Each line below should be quoted exactly, please.

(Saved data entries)
◇ ◇ ◇
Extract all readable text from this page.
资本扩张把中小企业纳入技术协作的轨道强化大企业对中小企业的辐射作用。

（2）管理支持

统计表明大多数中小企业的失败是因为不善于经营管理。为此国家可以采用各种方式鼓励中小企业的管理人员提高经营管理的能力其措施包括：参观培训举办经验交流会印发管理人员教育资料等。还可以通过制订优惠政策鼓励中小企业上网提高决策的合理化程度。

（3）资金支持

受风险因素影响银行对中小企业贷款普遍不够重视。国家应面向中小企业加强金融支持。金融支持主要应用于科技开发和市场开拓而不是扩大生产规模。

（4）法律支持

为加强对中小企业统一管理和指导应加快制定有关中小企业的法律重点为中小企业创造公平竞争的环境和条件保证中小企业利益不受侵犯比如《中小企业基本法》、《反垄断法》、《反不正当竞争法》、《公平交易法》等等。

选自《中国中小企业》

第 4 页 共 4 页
◇ ◇ ◇
ANSWER BELOW.
Extract all readable text from this page.
资本扩张把中小企业纳入技术协作的轨道强化大企业对中小企业的辐射作用。

（2）管理支持

统计表明大多数中小企业的失败是因为不善于经营管理。为此国家可以采用各种方式鼓励中小企业的管理人员提高经营管理的能力其措施包括：参观培训举办经验交流会印发管理人员教育资料等。还可以通过制订优惠政策鼓励中小企业上网提高决策的合理化程度。

（3）资金支持

受风险因素影响银行对中小企业贷款普遍不够重视。国家应面向中小企业加强金融支持。金融支持主要应用于科技开发和市场开拓而不是扩大生产规模。

（4）法律支持

为加强对中小企业统一管理和指导应加快制定有关中小企业的法律重点为中小企业创造公平竞争的环境和条件保证中小企业利益不受侵犯比如《中小企业基本法》、《反垄断法》、《反不正当竞争法》、《公平交易法》等等。

选自《中国中小企业》

第 4 页 共 4 页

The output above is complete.